Submit an experiment with M3 nodes using the web portal
Difficulty: Easy
Duration: 20 minutes
Prerequisites: Configure SSH Access
Description: The aim of this first tutorial is to discover the IoT-LAB testbed tools by creating and submitting your first experiment, and then interact with running nodes. You will book two M3 nodes on the Grenoble site, set them up with a sample firmware file, and deploy it on nodes. Once deployed, you will hop onto the ssh frontend to interact with the firmware running on the nodes, read sensor values and send radio packets.
- Log into the Webportal
- Launch a new experiment
- Download the binary firmware for m3 nodes (source code is available is here)
- Schedule: set an experiment name (no spaces nor funny chars in the experiment name)

====

**TASKS FOR THIS EXERCISE:**
A – According to the IoT-LAB tutorial:
(i) How many minutes is the tutorial expected to take?
(ii) How many M3 nodes are booked, and on which site?
(iii) What must the experiment name avoid?
B – Can you write the next steps of the IoT-LAB tutorial, following on from the step about setting an experiment name?

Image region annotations
====

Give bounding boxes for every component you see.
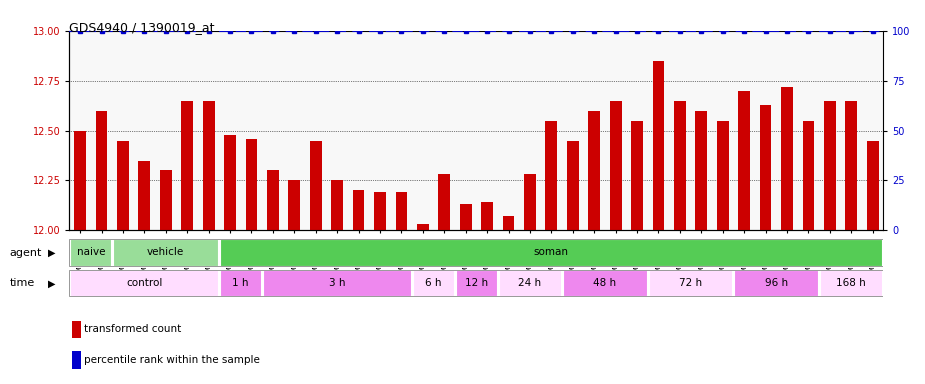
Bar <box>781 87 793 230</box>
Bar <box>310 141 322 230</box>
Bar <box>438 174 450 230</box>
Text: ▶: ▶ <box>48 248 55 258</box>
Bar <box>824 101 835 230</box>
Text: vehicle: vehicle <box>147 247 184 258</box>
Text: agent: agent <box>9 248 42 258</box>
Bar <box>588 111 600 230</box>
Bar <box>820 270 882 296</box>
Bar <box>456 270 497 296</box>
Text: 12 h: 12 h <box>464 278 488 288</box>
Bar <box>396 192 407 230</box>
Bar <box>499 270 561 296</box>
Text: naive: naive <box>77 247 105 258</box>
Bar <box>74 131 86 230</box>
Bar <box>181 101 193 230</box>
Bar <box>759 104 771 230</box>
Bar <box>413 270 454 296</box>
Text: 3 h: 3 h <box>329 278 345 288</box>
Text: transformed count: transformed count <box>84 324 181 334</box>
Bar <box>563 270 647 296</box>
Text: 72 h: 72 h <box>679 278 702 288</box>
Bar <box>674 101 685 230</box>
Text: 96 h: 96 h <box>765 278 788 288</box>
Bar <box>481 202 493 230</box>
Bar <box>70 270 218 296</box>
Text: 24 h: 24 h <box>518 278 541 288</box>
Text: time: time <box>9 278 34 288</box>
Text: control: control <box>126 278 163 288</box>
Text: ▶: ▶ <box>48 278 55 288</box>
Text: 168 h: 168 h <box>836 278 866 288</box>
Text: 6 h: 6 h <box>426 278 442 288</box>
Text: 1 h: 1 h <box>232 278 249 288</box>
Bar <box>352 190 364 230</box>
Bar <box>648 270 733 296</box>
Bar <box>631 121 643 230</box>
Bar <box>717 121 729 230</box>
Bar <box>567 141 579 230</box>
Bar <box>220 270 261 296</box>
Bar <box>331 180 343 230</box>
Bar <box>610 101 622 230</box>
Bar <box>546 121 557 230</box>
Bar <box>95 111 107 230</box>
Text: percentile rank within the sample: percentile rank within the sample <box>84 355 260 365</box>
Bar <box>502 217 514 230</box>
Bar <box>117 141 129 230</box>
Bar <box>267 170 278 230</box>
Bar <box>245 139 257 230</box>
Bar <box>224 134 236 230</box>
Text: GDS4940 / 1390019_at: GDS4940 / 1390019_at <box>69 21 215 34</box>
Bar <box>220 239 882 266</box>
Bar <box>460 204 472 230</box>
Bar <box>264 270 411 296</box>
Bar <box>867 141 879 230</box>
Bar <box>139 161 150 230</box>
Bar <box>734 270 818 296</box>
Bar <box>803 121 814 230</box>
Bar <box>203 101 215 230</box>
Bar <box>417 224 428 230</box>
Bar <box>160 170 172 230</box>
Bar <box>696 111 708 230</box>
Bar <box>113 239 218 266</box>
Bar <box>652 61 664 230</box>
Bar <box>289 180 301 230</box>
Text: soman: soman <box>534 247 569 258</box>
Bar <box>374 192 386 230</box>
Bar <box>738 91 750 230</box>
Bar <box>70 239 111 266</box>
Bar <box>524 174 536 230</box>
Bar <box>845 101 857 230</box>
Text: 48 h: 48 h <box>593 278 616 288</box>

====

**EXERCISE RESPONSES:**
A –
(i) 20 minutes.
(ii) Two M3 nodes, on the Grenoble site.
(iii) Spaces and funny characters.

B –
- Nodes: Add to experiment (with node properties tab) two nodes with M3 (At86rf231) archi on the Grenoble site
- Add firmware to your nodes selection
- Submit experiment
- Wait experiment state Running in the Schedule dashboard section. After click on experiment details and visualize which nodes you are booked and verify that you have Success in the deployment result
- Connect to the SSH frontend of Grenoble (or of the site where your experiment is running):
my_computer$ ssh <login>@grenoble.iot-lab.info
- Interact with your M3 node.Provided firmwares offer an interaction menu via the serial port of the device. The serial port is available from the ssh frontend through a TCP socket on port 20000. You can use netcat for example, with
nc <device hostname> 20000
.<login>@grenoble:~$ nc m3-<id> 20000 IoT-LAB Simple Demo program Type command h: print this help t: temperature measure l: luminosity measure p: pressure measure u: print node uid d: read current date using control_node s: send a radio packet b: send a big radio packet e: toggle leds blinking Type Enter to stop printing this help cmd >
- Test some commands to get sensors measures (t, l, p)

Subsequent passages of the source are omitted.